Word for word, give the material below again, minus any images.
-- Begin Dataset records --
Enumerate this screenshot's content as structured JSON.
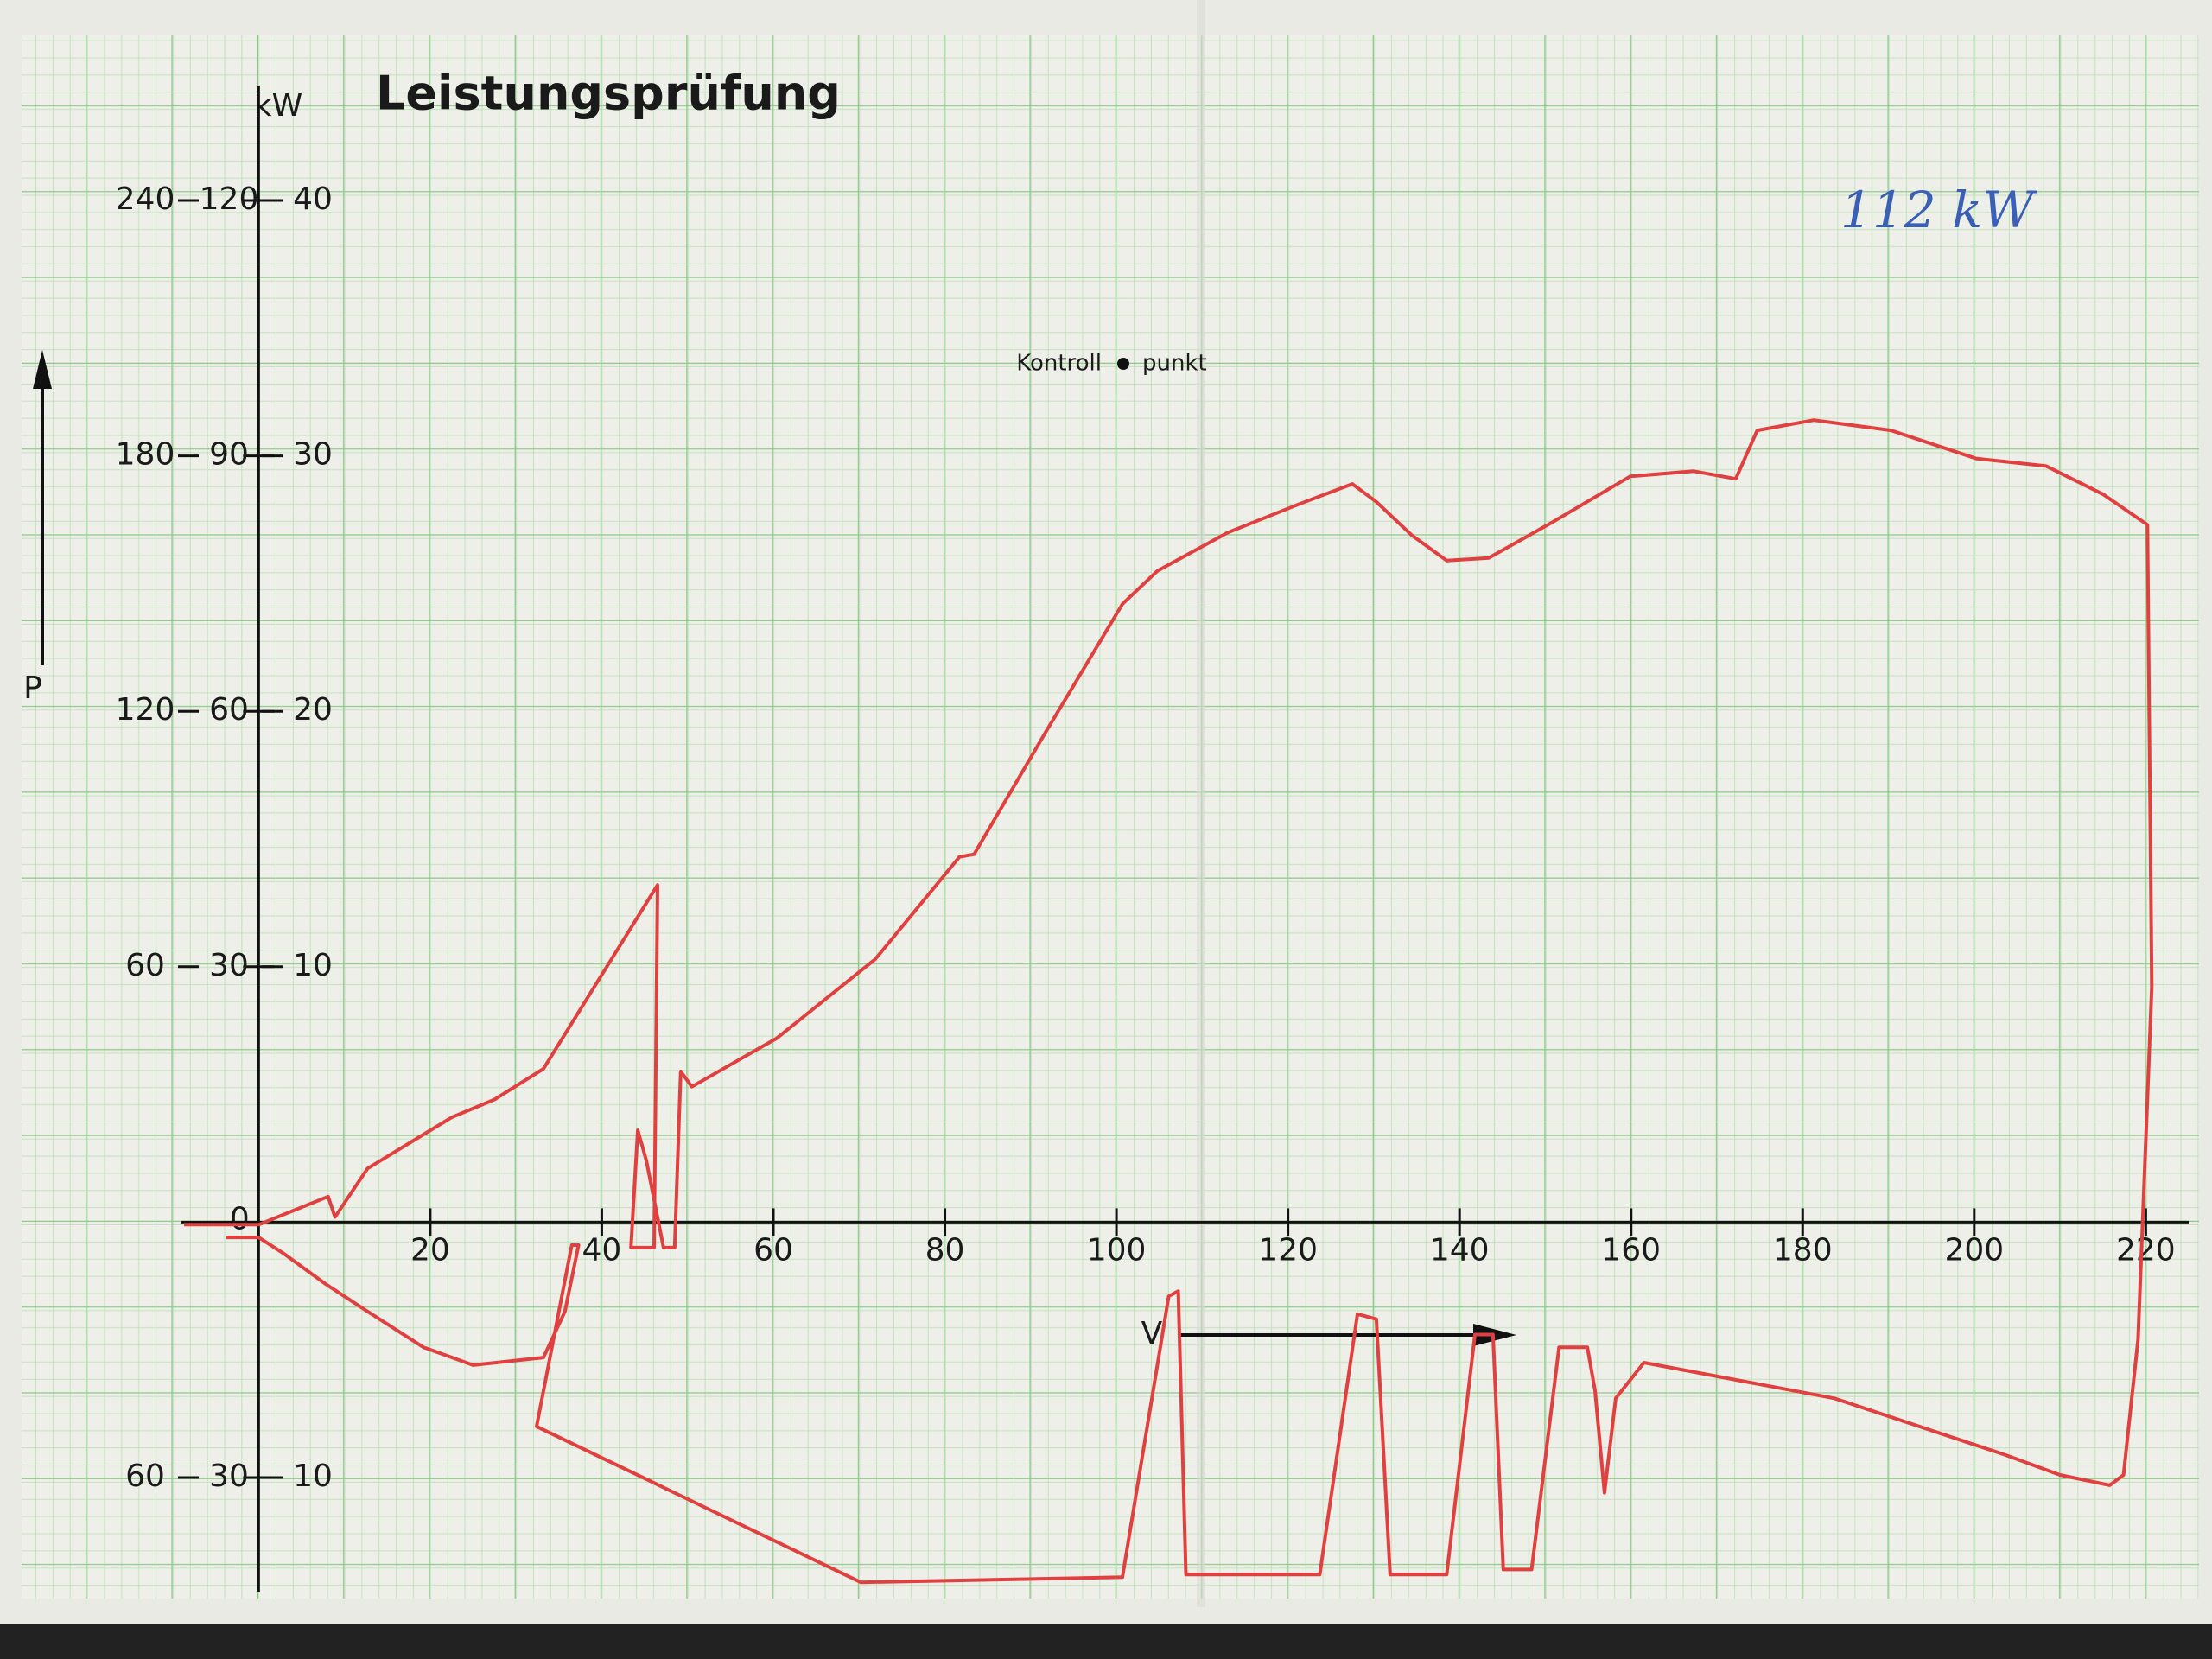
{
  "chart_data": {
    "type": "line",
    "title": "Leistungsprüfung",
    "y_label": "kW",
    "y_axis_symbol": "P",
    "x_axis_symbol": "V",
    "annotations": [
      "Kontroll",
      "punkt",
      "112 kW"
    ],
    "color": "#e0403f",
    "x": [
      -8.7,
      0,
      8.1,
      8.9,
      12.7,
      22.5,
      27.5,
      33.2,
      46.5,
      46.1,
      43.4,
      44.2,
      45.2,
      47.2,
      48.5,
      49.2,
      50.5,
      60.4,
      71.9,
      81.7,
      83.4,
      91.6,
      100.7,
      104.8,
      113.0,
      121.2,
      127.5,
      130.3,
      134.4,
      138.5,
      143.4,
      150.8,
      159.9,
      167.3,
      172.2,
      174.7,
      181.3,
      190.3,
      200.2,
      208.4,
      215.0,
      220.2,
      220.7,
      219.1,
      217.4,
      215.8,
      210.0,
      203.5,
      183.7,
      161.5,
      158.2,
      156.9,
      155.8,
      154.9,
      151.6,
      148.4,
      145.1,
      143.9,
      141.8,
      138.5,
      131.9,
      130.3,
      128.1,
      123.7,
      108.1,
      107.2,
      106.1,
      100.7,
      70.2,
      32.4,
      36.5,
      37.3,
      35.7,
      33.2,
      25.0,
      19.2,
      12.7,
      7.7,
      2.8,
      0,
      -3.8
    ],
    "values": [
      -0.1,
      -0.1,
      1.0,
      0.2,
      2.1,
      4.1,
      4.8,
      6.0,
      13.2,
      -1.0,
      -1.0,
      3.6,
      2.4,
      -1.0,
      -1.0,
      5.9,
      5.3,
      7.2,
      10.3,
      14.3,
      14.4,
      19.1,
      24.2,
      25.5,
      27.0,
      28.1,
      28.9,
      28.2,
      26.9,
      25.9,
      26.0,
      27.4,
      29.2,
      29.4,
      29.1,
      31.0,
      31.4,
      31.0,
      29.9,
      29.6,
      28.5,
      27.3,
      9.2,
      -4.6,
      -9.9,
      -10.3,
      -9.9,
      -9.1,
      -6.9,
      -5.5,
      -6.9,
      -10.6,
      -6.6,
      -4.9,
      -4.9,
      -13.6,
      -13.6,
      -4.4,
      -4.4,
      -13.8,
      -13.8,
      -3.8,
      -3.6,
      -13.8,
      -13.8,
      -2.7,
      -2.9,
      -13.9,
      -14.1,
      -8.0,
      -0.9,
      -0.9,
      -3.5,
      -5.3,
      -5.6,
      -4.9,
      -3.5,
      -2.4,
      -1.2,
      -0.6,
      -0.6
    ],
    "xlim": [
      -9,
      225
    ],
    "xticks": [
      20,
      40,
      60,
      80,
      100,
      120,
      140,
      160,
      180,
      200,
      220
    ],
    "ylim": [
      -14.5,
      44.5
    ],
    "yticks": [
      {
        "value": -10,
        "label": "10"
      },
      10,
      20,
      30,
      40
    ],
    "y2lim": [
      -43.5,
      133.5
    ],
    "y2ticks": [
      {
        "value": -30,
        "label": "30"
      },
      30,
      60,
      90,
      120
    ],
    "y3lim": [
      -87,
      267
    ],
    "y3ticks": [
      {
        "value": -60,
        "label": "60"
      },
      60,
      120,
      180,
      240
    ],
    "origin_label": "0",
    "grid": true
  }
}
-- End Dataset records --
Task output>
Enumerate this screenshot's content as structured JSON.
{
  "chart_data": {
    "type": "line",
    "title": "Leistungsprüfung",
    "y_label": "kW",
    "y_axis_symbol": "P",
    "x_axis_symbol": "V",
    "annotations": [
      "Kontroll",
      "punkt",
      "112 kW"
    ],
    "color": "#e0403f",
    "x": [
      -8.7,
      0,
      8.1,
      8.9,
      12.7,
      22.5,
      27.5,
      33.2,
      46.5,
      46.1,
      43.4,
      44.2,
      45.2,
      47.2,
      48.5,
      49.2,
      50.5,
      60.4,
      71.9,
      81.7,
      83.4,
      91.6,
      100.7,
      104.8,
      113.0,
      121.2,
      127.5,
      130.3,
      134.4,
      138.5,
      143.4,
      150.8,
      159.9,
      167.3,
      172.2,
      174.7,
      181.3,
      190.3,
      200.2,
      208.4,
      215.0,
      220.2,
      220.7,
      219.1,
      217.4,
      215.8,
      210.0,
      203.5,
      183.7,
      161.5,
      158.2,
      156.9,
      155.8,
      154.9,
      151.6,
      148.4,
      145.1,
      143.9,
      141.8,
      138.5,
      131.9,
      130.3,
      128.1,
      123.7,
      108.1,
      107.2,
      106.1,
      100.7,
      70.2,
      32.4,
      36.5,
      37.3,
      35.7,
      33.2,
      25.0,
      19.2,
      12.7,
      7.7,
      2.8,
      0,
      -3.8
    ],
    "values": [
      -0.1,
      -0.1,
      1.0,
      0.2,
      2.1,
      4.1,
      4.8,
      6.0,
      13.2,
      -1.0,
      -1.0,
      3.6,
      2.4,
      -1.0,
      -1.0,
      5.9,
      5.3,
      7.2,
      10.3,
      14.3,
      14.4,
      19.1,
      24.2,
      25.5,
      27.0,
      28.1,
      28.9,
      28.2,
      26.9,
      25.9,
      26.0,
      27.4,
      29.2,
      29.4,
      29.1,
      31.0,
      31.4,
      31.0,
      29.9,
      29.6,
      28.5,
      27.3,
      9.2,
      -4.6,
      -9.9,
      -10.3,
      -9.9,
      -9.1,
      -6.9,
      -5.5,
      -6.9,
      -10.6,
      -6.6,
      -4.9,
      -4.9,
      -13.6,
      -13.6,
      -4.4,
      -4.4,
      -13.8,
      -13.8,
      -3.8,
      -3.6,
      -13.8,
      -13.8,
      -2.7,
      -2.9,
      -13.9,
      -14.1,
      -8.0,
      -0.9,
      -0.9,
      -3.5,
      -5.3,
      -5.6,
      -4.9,
      -3.5,
      -2.4,
      -1.2,
      -0.6,
      -0.6
    ],
    "xlim": [
      -9,
      225
    ],
    "xticks": [
      20,
      40,
      60,
      80,
      100,
      120,
      140,
      160,
      180,
      200,
      220
    ],
    "ylim": [
      -14.5,
      44.5
    ],
    "yticks": [
      {
        "value": -10,
        "label": "10"
      },
      10,
      20,
      30,
      40
    ],
    "y2lim": [
      -43.5,
      133.5
    ],
    "y2ticks": [
      {
        "value": -30,
        "label": "30"
      },
      30,
      60,
      90,
      120
    ],
    "y3lim": [
      -87,
      267
    ],
    "y3ticks": [
      {
        "value": -60,
        "label": "60"
      },
      60,
      120,
      180,
      240
    ],
    "origin_label": "0",
    "grid": true
  }
}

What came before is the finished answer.